What needs to be done:
The records should be written out in full, with nothing altered.
Start of Supplied material
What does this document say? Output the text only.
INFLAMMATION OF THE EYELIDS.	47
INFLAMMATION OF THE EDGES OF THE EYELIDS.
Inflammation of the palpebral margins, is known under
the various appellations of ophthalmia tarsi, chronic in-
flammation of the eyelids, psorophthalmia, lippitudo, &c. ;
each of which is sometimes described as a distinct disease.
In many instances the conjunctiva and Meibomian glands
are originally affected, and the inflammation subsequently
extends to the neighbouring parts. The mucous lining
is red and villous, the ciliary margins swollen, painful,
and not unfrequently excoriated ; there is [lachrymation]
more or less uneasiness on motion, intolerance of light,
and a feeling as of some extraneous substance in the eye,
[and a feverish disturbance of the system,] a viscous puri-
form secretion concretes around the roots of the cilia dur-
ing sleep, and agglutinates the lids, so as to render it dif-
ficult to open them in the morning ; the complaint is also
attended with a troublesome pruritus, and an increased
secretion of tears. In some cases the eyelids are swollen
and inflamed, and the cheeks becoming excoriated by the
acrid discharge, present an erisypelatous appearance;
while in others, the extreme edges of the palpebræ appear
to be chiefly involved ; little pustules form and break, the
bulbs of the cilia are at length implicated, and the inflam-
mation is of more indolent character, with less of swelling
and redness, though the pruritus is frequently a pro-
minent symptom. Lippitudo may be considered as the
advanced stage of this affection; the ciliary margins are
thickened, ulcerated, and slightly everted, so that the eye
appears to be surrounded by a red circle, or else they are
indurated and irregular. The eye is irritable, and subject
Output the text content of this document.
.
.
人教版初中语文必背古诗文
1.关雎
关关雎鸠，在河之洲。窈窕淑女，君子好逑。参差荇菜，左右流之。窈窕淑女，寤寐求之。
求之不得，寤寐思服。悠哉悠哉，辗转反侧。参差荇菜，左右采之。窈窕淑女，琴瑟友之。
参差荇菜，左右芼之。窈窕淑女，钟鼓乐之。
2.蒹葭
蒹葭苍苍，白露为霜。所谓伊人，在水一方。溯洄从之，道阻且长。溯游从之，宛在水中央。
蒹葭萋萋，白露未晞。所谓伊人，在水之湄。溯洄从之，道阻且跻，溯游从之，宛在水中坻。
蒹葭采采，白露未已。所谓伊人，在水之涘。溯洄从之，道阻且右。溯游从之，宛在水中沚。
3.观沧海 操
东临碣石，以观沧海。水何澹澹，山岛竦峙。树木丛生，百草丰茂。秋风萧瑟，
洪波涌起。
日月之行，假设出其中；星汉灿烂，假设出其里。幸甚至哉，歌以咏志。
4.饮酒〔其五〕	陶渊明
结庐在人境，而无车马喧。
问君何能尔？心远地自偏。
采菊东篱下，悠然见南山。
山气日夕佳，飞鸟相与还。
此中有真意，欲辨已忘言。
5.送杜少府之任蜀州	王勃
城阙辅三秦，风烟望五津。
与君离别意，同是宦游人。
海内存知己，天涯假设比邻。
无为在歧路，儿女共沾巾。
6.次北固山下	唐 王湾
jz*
End of Supplied material
Expected output:
What does this document say? Output the text only.
INFLAMMATION OF THE EYELIDS.	47
INFLAMMATION OF THE EDGES OF THE EYELIDS.
Inflammation of the palpebral margins, is known under
the various appellations of ophthalmia tarsi, chronic in-
flammation of the eyelids, psorophthalmia, lippitudo, &c. ;
each of which is sometimes described as a distinct disease.
In many instances the conjunctiva and Meibomian glands
are originally affected, and the inflammation subsequently
extends to the neighbouring parts. The mucous lining
is red and villous, the ciliary margins swollen, painful,
and not unfrequently excoriated ; there is [lachrymation]
more or less uneasiness on motion, intolerance of light,
and a feeling as of some extraneous substance in the eye,
[and a feverish disturbance of the system,] a viscous puri-
form secretion concretes around the roots of the cilia dur-
ing sleep, and agglutinates the lids, so as to render it dif-
ficult to open them in the morning ; the complaint is also
attended with a troublesome pruritus, and an increased
secretion of tears. In some cases the eyelids are swollen
and inflamed, and the cheeks becoming excoriated by the
acrid discharge, present an erisypelatous appearance;
while in others, the extreme edges of the palpebræ appear
to be chiefly involved ; little pustules form and break, the
bulbs of the cilia are at length implicated, and the inflam-
mation is of more indolent character, with less of swelling
and redness, though the pruritus is frequently a pro-
minent symptom. Lippitudo may be considered as the
advanced stage of this affection; the ciliary margins are
thickened, ulcerated, and slightly everted, so that the eye
appears to be surrounded by a red circle, or else they are
indurated and irregular. The eye is irritable, and subject
Output the text content of this document.
.
.
人教版初中语文必背古诗文
1.关雎
关关雎鸠，在河之洲。窈窕淑女，君子好逑。参差荇菜，左右流之。窈窕淑女，寤寐求之。
求之不得，寤寐思服。悠哉悠哉，辗转反侧。参差荇菜，左右采之。窈窕淑女，琴瑟友之。
参差荇菜，左右芼之。窈窕淑女，钟鼓乐之。
2.蒹葭
蒹葭苍苍，白露为霜。所谓伊人，在水一方。溯洄从之，道阻且长。溯游从之，宛在水中央。
蒹葭萋萋，白露未晞。所谓伊人，在水之湄。溯洄从之，道阻且跻，溯游从之，宛在水中坻。
蒹葭采采，白露未已。所谓伊人，在水之涘。溯洄从之，道阻且右。溯游从之，宛在水中沚。
3.观沧海 操
东临碣石，以观沧海。水何澹澹，山岛竦峙。树木丛生，百草丰茂。秋风萧瑟，
洪波涌起。
日月之行，假设出其中；星汉灿烂，假设出其里。幸甚至哉，歌以咏志。
4.饮酒〔其五〕	陶渊明
结庐在人境，而无车马喧。
问君何能尔？心远地自偏。
采菊东篱下，悠然见南山。
山气日夕佳，飞鸟相与还。
此中有真意，欲辨已忘言。
5.送杜少府之任蜀州	王勃
城阙辅三秦，风烟望五津。
与君离别意，同是宦游人。
海内存知己，天涯假设比邻。
无为在歧路，儿女共沾巾。
6.次北固山下	唐 王湾
jz*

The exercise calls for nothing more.